Problem statement:
All records are to be retyped faithfully and completely.

[Entries taken from a collection]
□ □ □ □

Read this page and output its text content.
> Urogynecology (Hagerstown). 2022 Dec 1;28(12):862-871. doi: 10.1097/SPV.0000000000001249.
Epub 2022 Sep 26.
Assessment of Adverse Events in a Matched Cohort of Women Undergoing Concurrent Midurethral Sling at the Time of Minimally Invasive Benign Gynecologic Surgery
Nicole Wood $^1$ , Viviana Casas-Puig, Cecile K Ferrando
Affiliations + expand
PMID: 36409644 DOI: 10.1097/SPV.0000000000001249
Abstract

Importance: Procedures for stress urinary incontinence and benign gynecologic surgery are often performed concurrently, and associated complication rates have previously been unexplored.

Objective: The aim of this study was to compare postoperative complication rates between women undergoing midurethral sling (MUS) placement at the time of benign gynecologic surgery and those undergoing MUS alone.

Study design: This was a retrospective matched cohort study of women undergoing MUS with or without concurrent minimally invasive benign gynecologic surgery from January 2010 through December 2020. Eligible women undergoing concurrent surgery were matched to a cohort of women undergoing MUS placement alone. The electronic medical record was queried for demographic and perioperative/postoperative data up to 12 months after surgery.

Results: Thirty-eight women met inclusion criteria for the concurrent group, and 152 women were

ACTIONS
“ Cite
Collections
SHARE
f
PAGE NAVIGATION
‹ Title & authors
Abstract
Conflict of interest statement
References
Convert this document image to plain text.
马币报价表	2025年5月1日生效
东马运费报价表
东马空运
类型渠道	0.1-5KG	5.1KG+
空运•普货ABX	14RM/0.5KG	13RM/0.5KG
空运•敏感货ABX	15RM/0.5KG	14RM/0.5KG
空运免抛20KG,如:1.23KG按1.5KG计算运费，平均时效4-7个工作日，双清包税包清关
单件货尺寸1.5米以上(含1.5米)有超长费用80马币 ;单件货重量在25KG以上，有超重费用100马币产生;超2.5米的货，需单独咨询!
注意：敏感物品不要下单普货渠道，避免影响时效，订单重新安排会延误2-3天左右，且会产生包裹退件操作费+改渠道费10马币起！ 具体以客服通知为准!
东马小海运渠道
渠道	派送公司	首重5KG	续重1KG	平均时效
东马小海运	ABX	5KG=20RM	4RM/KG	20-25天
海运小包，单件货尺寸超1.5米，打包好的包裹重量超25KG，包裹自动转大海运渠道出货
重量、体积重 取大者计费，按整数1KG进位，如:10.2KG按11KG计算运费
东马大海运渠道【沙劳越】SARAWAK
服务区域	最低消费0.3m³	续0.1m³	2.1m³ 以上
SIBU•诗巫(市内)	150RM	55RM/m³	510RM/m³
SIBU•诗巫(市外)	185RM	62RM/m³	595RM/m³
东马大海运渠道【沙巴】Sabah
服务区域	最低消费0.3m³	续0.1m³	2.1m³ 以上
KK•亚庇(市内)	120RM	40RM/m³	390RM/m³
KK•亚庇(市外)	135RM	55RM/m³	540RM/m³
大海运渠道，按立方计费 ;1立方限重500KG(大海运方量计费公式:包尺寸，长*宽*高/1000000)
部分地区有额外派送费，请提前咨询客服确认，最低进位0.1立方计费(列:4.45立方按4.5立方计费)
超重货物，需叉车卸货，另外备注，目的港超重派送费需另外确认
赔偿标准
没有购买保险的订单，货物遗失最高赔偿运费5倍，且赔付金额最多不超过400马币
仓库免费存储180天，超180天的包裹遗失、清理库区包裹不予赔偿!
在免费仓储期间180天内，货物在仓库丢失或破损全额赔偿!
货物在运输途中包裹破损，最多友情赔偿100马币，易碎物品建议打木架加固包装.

□ □ □ □

Solution to this exercise:
Read this page and output its text content.
> Urogynecology (Hagerstown). 2022 Dec 1;28(12):862-871. doi: 10.1097/SPV.0000000000001249.
Epub 2022 Sep 26.
Assessment of Adverse Events in a Matched Cohort of Women Undergoing Concurrent Midurethral Sling at the Time of Minimally Invasive Benign Gynecologic Surgery
Nicole Wood $^1$ , Viviana Casas-Puig, Cecile K Ferrando
Affiliations + expand
PMID: 36409644 DOI: 10.1097/SPV.0000000000001249
Abstract

Importance: Procedures for stress urinary incontinence and benign gynecologic surgery are often performed concurrently, and associated complication rates have previously been unexplored.

Objective: The aim of this study was to compare postoperative complication rates between women undergoing midurethral sling (MUS) placement at the time of benign gynecologic surgery and those undergoing MUS alone.

Study design: This was a retrospective matched cohort study of women undergoing MUS with or without concurrent minimally invasive benign gynecologic surgery from January 2010 through December 2020. Eligible women undergoing concurrent surgery were matched to a cohort of women undergoing MUS placement alone. The electronic medical record was queried for demographic and perioperative/postoperative data up to 12 months after surgery.

Results: Thirty-eight women met inclusion criteria for the concurrent group, and 152 women were

ACTIONS
“ Cite
Collections
SHARE
f
PAGE NAVIGATION
‹ Title & authors
Abstract
Conflict of interest statement
References
Convert this document image to plain text.
马币报价表	2025年5月1日生效
东马运费报价表
东马空运
类型渠道	0.1-5KG	5.1KG+
空运•普货ABX	14RM/0.5KG	13RM/0.5KG
空运•敏感货ABX	15RM/0.5KG	14RM/0.5KG
空运免抛20KG,如:1.23KG按1.5KG计算运费，平均时效4-7个工作日，双清包税包清关
单件货尺寸1.5米以上(含1.5米)有超长费用80马币 ;单件货重量在25KG以上，有超重费用100马币产生;超2.5米的货，需单独咨询!
注意：敏感物品不要下单普货渠道，避免影响时效，订单重新安排会延误2-3天左右，且会产生包裹退件操作费+改渠道费10马币起！ 具体以客服通知为准!
东马小海运渠道
渠道	派送公司	首重5KG	续重1KG	平均时效
东马小海运	ABX	5KG=20RM	4RM/KG	20-25天
海运小包，单件货尺寸超1.5米，打包好的包裹重量超25KG，包裹自动转大海运渠道出货
重量、体积重 取大者计费，按整数1KG进位，如:10.2KG按11KG计算运费
东马大海运渠道【沙劳越】SARAWAK
服务区域	最低消费0.3m³	续0.1m³	2.1m³ 以上
SIBU•诗巫(市内)	150RM	55RM/m³	510RM/m³
SIBU•诗巫(市外)	185RM	62RM/m³	595RM/m³
东马大海运渠道【沙巴】Sabah
服务区域	最低消费0.3m³	续0.1m³	2.1m³ 以上
KK•亚庇(市内)	120RM	40RM/m³	390RM/m³
KK•亚庇(市外)	135RM	55RM/m³	540RM/m³
大海运渠道，按立方计费 ;1立方限重500KG(大海运方量计费公式:包尺寸，长*宽*高/1000000)
部分地区有额外派送费，请提前咨询客服确认，最低进位0.1立方计费(列:4.45立方按4.5立方计费)
超重货物，需叉车卸货，另外备注，目的港超重派送费需另外确认
赔偿标准
没有购买保险的订单，货物遗失最高赔偿运费5倍，且赔付金额最多不超过400马币
仓库免费存储180天，超180天的包裹遗失、清理库区包裹不予赔偿!
在免费仓储期间180天内，货物在仓库丢失或破损全额赔偿!
货物在运输途中包裹破损，最多友情赔偿100马币，易碎物品建议打木架加固包装.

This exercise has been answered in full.